Copy out the entries exactly, from the first line to the last.

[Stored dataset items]
+--

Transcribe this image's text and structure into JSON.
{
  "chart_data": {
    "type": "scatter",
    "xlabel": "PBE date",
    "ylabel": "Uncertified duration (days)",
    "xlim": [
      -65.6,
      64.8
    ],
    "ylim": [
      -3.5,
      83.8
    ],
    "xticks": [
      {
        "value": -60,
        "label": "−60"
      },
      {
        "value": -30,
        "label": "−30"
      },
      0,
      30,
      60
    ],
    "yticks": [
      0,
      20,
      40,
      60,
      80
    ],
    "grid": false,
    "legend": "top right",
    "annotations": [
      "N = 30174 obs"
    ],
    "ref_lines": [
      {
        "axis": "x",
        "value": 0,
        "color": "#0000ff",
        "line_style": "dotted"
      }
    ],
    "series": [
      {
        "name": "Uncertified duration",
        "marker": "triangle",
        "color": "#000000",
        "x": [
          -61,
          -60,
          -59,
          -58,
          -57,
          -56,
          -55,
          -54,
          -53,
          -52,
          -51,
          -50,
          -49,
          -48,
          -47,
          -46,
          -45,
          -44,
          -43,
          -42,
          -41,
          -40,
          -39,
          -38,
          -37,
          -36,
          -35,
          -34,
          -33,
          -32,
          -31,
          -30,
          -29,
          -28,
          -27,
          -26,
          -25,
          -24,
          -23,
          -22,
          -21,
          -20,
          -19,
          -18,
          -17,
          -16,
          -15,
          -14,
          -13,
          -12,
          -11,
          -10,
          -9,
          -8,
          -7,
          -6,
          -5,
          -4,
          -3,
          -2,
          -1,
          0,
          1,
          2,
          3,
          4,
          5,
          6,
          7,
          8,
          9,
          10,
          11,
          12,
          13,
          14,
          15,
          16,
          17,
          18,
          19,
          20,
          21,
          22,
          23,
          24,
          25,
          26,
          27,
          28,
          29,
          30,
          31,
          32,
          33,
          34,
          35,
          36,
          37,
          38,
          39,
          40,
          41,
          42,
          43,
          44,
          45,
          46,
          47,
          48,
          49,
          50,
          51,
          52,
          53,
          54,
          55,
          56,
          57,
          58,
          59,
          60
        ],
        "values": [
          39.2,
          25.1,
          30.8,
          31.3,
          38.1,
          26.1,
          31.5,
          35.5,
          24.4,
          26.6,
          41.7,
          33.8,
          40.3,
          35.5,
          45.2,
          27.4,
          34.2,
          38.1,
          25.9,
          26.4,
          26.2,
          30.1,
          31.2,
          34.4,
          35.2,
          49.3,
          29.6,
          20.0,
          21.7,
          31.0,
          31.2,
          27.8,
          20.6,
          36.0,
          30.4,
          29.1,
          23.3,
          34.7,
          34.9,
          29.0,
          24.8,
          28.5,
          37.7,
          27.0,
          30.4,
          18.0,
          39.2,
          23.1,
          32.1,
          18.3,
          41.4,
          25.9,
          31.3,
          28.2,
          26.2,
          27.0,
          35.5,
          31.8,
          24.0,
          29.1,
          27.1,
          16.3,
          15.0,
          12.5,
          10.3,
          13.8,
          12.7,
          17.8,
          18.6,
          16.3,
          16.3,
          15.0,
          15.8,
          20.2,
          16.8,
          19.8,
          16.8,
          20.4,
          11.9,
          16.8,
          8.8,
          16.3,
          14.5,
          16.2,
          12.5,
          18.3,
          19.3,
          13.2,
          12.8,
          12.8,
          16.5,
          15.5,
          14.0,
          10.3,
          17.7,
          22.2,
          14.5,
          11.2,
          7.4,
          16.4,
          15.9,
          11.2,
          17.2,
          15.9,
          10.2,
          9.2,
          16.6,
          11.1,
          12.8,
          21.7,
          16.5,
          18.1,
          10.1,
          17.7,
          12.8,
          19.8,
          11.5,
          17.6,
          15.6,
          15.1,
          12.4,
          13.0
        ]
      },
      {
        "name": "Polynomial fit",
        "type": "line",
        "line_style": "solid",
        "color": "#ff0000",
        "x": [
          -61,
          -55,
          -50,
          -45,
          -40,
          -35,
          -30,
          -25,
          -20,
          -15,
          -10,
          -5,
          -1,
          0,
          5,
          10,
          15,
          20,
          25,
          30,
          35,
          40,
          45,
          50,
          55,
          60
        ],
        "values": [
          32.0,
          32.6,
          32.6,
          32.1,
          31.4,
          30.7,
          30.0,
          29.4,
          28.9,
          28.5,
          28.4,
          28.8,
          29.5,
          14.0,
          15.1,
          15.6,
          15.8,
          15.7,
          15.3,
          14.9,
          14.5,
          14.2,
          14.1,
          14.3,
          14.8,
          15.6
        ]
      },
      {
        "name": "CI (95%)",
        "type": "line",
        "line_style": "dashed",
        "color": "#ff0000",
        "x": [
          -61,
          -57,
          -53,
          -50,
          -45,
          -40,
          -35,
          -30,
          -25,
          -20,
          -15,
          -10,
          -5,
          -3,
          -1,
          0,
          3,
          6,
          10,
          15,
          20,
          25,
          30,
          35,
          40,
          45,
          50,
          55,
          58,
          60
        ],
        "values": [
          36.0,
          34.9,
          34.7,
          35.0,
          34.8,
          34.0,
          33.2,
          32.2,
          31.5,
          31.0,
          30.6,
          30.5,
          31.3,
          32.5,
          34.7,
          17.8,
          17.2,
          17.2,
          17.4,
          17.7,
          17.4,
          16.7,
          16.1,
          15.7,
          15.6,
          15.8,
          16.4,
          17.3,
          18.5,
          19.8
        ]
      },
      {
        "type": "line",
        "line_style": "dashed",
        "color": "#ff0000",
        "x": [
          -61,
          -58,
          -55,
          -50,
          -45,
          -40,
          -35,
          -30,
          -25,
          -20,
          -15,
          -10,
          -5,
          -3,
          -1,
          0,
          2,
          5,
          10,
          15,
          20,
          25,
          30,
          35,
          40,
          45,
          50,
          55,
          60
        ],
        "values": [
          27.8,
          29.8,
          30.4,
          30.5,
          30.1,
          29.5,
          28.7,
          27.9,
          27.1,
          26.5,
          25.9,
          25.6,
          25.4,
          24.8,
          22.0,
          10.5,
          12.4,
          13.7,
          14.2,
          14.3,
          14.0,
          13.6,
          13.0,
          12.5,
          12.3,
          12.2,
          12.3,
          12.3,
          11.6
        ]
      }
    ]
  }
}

+--

* [FINISHED ANSWER]:
Transcribe this image's text and structure into JSON.
{
  "chart_data": {
    "type": "scatter",
    "xlabel": "PBE date",
    "ylabel": "Uncertified duration (days)",
    "xlim": [
      -65.6,
      64.8
    ],
    "ylim": [
      -3.5,
      83.8
    ],
    "xticks": [
      {
        "value": -60,
        "label": "−60"
      },
      {
        "value": -30,
        "label": "−30"
      },
      0,
      30,
      60
    ],
    "yticks": [
      0,
      20,
      40,
      60,
      80
    ],
    "grid": false,
    "legend": "top right",
    "annotations": [
      "N = 30174 obs"
    ],
    "ref_lines": [
      {
        "axis": "x",
        "value": 0,
        "color": "#0000ff",
        "line_style": "dotted"
      }
    ],
    "series": [
      {
        "name": "Uncertified duration",
        "marker": "triangle",
        "color": "#000000",
        "x": [
          -61,
          -60,
          -59,
          -58,
          -57,
          -56,
          -55,
          -54,
          -53,
          -52,
          -51,
          -50,
          -49,
          -48,
          -47,
          -46,
          -45,
          -44,
          -43,
          -42,
          -41,
          -40,
          -39,
          -38,
          -37,
          -36,
          -35,
          -34,
          -33,
          -32,
          -31,
          -30,
          -29,
          -28,
          -27,
          -26,
          -25,
          -24,
          -23,
          -22,
          -21,
          -20,
          -19,
          -18,
          -17,
          -16,
          -15,
          -14,
          -13,
          -12,
          -11,
          -10,
          -9,
          -8,
          -7,
          -6,
          -5,
          -4,
          -3,
          -2,
          -1,
          0,
          1,
          2,
          3,
          4,
          5,
          6,
          7,
          8,
          9,
          10,
          11,
          12,
          13,
          14,
          15,
          16,
          17,
          18,
          19,
          20,
          21,
          22,
          23,
          24,
          25,
          26,
          27,
          28,
          29,
          30,
          31,
          32,
          33,
          34,
          35,
          36,
          37,
          38,
          39,
          40,
          41,
          42,
          43,
          44,
          45,
          46,
          47,
          48,
          49,
          50,
          51,
          52,
          53,
          54,
          55,
          56,
          57,
          58,
          59,
          60
        ],
        "values": [
          39.2,
          25.1,
          30.8,
          31.3,
          38.1,
          26.1,
          31.5,
          35.5,
          24.4,
          26.6,
          41.7,
          33.8,
          40.3,
          35.5,
          45.2,
          27.4,
          34.2,
          38.1,
          25.9,
          26.4,
          26.2,
          30.1,
          31.2,
          34.4,
          35.2,
          49.3,
          29.6,
          20.0,
          21.7,
          31.0,
          31.2,
          27.8,
          20.6,
          36.0,
          30.4,
          29.1,
          23.3,
          34.7,
          34.9,
          29.0,
          24.8,
          28.5,
          37.7,
          27.0,
          30.4,
          18.0,
          39.2,
          23.1,
          32.1,
          18.3,
          41.4,
          25.9,
          31.3,
          28.2,
          26.2,
          27.0,
          35.5,
          31.8,
          24.0,
          29.1,
          27.1,
          16.3,
          15.0,
          12.5,
          10.3,
          13.8,
          12.7,
          17.8,
          18.6,
          16.3,
          16.3,
          15.0,
          15.8,
          20.2,
          16.8,
          19.8,
          16.8,
          20.4,
          11.9,
          16.8,
          8.8,
          16.3,
          14.5,
          16.2,
          12.5,
          18.3,
          19.3,
          13.2,
          12.8,
          12.8,
          16.5,
          15.5,
          14.0,
          10.3,
          17.7,
          22.2,
          14.5,
          11.2,
          7.4,
          16.4,
          15.9,
          11.2,
          17.2,
          15.9,
          10.2,
          9.2,
          16.6,
          11.1,
          12.8,
          21.7,
          16.5,
          18.1,
          10.1,
          17.7,
          12.8,
          19.8,
          11.5,
          17.6,
          15.6,
          15.1,
          12.4,
          13.0
        ]
      },
      {
        "name": "Polynomial fit",
        "type": "line",
        "line_style": "solid",
        "color": "#ff0000",
        "x": [
          -61,
          -55,
          -50,
          -45,
          -40,
          -35,
          -30,
          -25,
          -20,
          -15,
          -10,
          -5,
          -1,
          0,
          5,
          10,
          15,
          20,
          25,
          30,
          35,
          40,
          45,
          50,
          55,
          60
        ],
        "values": [
          32.0,
          32.6,
          32.6,
          32.1,
          31.4,
          30.7,
          30.0,
          29.4,
          28.9,
          28.5,
          28.4,
          28.8,
          29.5,
          14.0,
          15.1,
          15.6,
          15.8,
          15.7,
          15.3,
          14.9,
          14.5,
          14.2,
          14.1,
          14.3,
          14.8,
          15.6
        ]
      },
      {
        "name": "CI (95%)",
        "type": "line",
        "line_style": "dashed",
        "color": "#ff0000",
        "x": [
          -61,
          -57,
          -53,
          -50,
          -45,
          -40,
          -35,
          -30,
          -25,
          -20,
          -15,
          -10,
          -5,
          -3,
          -1,
          0,
          3,
          6,
          10,
          15,
          20,
          25,
          30,
          35,
          40,
          45,
          50,
          55,
          58,
          60
        ],
        "values": [
          36.0,
          34.9,
          34.7,
          35.0,
          34.8,
          34.0,
          33.2,
          32.2,
          31.5,
          31.0,
          30.6,
          30.5,
          31.3,
          32.5,
          34.7,
          17.8,
          17.2,
          17.2,
          17.4,
          17.7,
          17.4,
          16.7,
          16.1,
          15.7,
          15.6,
          15.8,
          16.4,
          17.3,
          18.5,
          19.8
        ]
      },
      {
        "type": "line",
        "line_style": "dashed",
        "color": "#ff0000",
        "x": [
          -61,
          -58,
          -55,
          -50,
          -45,
          -40,
          -35,
          -30,
          -25,
          -20,
          -15,
          -10,
          -5,
          -3,
          -1,
          0,
          2,
          5,
          10,
          15,
          20,
          25,
          30,
          35,
          40,
          45,
          50,
          55,
          60
        ],
        "values": [
          27.8,
          29.8,
          30.4,
          30.5,
          30.1,
          29.5,
          28.7,
          27.9,
          27.1,
          26.5,
          25.9,
          25.6,
          25.4,
          24.8,
          22.0,
          10.5,
          12.4,
          13.7,
          14.2,
          14.3,
          14.0,
          13.6,
          13.0,
          12.5,
          12.3,
          12.2,
          12.3,
          12.3,
          11.6
        ]
      }
    ]
  }
}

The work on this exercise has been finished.